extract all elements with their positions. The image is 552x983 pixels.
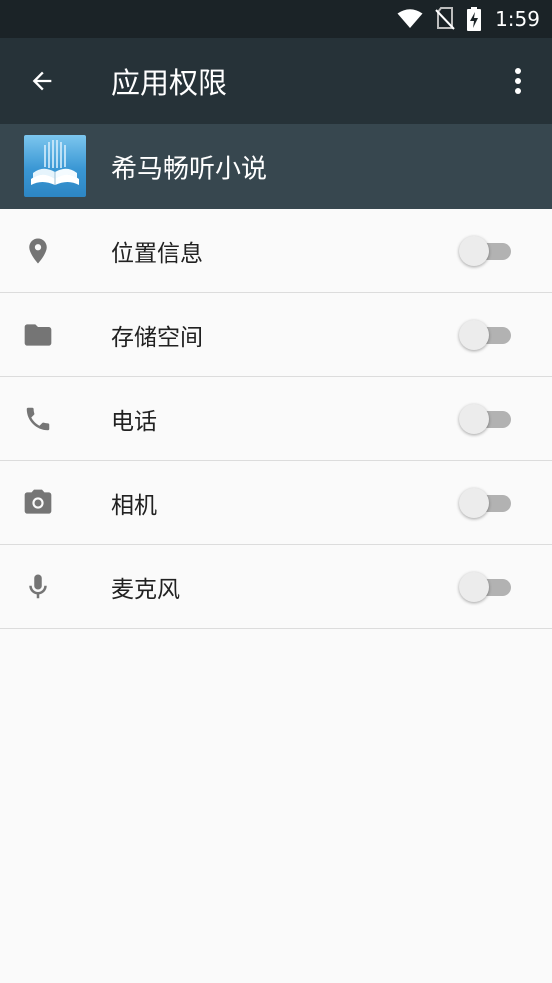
toggle-thumb <box>459 487 489 518</box>
no-sim-icon <box>435 7 455 30</box>
wifi-icon <box>397 9 423 28</box>
permission-label: 电话 <box>111 408 157 435</box>
status-bar: 1:59 <box>0 0 552 38</box>
permission-row-storage[interactable]: 存储空间 <box>0 293 552 377</box>
phone-icon <box>20 401 56 437</box>
toggle-thumb <box>459 235 489 266</box>
microphone-icon <box>20 569 56 605</box>
permission-label: 麦克风 <box>111 576 180 603</box>
status-time: 1:59 <box>495 7 540 31</box>
page-title: 应用权限 <box>111 66 228 100</box>
app-bar: 应用权限 <box>0 38 552 124</box>
permission-row-phone[interactable]: 电话 <box>0 377 552 461</box>
folder-icon <box>20 317 56 353</box>
camera-icon <box>20 485 56 521</box>
book-app-icon <box>24 135 86 197</box>
arrow-back-icon <box>32 71 52 91</box>
storage-toggle[interactable] <box>459 318 513 352</box>
permission-label: 位置信息 <box>111 240 203 267</box>
camera-toggle[interactable] <box>459 486 513 520</box>
back-button[interactable] <box>22 61 62 101</box>
location-pin-icon <box>20 233 56 269</box>
toggle-thumb <box>459 403 489 434</box>
app-header: 希马畅听小说 <box>0 124 552 209</box>
location-toggle[interactable] <box>459 234 513 268</box>
more-options-button[interactable] <box>500 61 536 101</box>
permission-row-camera[interactable]: 相机 <box>0 461 552 545</box>
toggle-thumb <box>459 571 489 602</box>
permission-row-microphone[interactable]: 麦克风 <box>0 545 552 629</box>
permission-list: 位置信息 存储空间 电话 相机 麦克风 <box>0 209 552 629</box>
phone-toggle[interactable] <box>459 402 513 436</box>
permission-label: 相机 <box>111 492 157 519</box>
toggle-thumb <box>459 319 489 350</box>
permission-row-location[interactable]: 位置信息 <box>0 209 552 293</box>
microphone-toggle[interactable] <box>459 570 513 604</box>
more-vert-icon <box>515 68 521 94</box>
app-name: 希马畅听小说 <box>111 154 268 184</box>
battery-charging-icon <box>467 7 482 31</box>
permission-label: 存储空间 <box>111 324 203 351</box>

# GIVEN EXERCISE
Could you rename every "toggle-thumb" in the lines above to "switch-knob" and write the lines out again with nothing else changed and without the pictures?

# EXERCISE ANSWER
extract all elements with their positions. The image is 552x983 pixels.
switch-knob <box>459 487 489 518</box>
no-sim-icon <box>435 7 455 30</box>
wifi-icon <box>397 9 423 28</box>
permission-label: 电话 <box>111 408 157 435</box>
status-bar: 1:59 <box>0 0 552 38</box>
permission-row-storage[interactable]: 存储空间 <box>0 293 552 377</box>
phone-icon <box>20 401 56 437</box>
switch-knob <box>459 235 489 266</box>
microphone-icon <box>20 569 56 605</box>
permission-label: 麦克风 <box>111 576 180 603</box>
status-time: 1:59 <box>495 7 540 31</box>
page-title: 应用权限 <box>111 66 228 100</box>
app-bar: 应用权限 <box>0 38 552 124</box>
permission-row-phone[interactable]: 电话 <box>0 377 552 461</box>
folder-icon <box>20 317 56 353</box>
camera-icon <box>20 485 56 521</box>
book-app-icon <box>24 135 86 197</box>
arrow-back-icon <box>32 71 52 91</box>
storage-toggle[interactable] <box>459 318 513 352</box>
permission-label: 位置信息 <box>111 240 203 267</box>
camera-toggle[interactable] <box>459 486 513 520</box>
back-button[interactable] <box>22 61 62 101</box>
location-pin-icon <box>20 233 56 269</box>
switch-knob <box>459 403 489 434</box>
app-header: 希马畅听小说 <box>0 124 552 209</box>
location-toggle[interactable] <box>459 234 513 268</box>
more-options-button[interactable] <box>500 61 536 101</box>
permission-row-camera[interactable]: 相机 <box>0 461 552 545</box>
switch-knob <box>459 571 489 602</box>
permission-row-microphone[interactable]: 麦克风 <box>0 545 552 629</box>
permission-list: 位置信息 存储空间 电话 相机 麦克风 <box>0 209 552 629</box>
phone-toggle[interactable] <box>459 402 513 436</box>
permission-label: 相机 <box>111 492 157 519</box>
switch-knob <box>459 319 489 350</box>
permission-row-location[interactable]: 位置信息 <box>0 209 552 293</box>
microphone-toggle[interactable] <box>459 570 513 604</box>
more-vert-icon <box>515 68 521 94</box>
app-name: 希马畅听小说 <box>111 154 268 184</box>
battery-charging-icon <box>467 7 482 31</box>
permission-label: 存储空间 <box>111 324 203 351</box>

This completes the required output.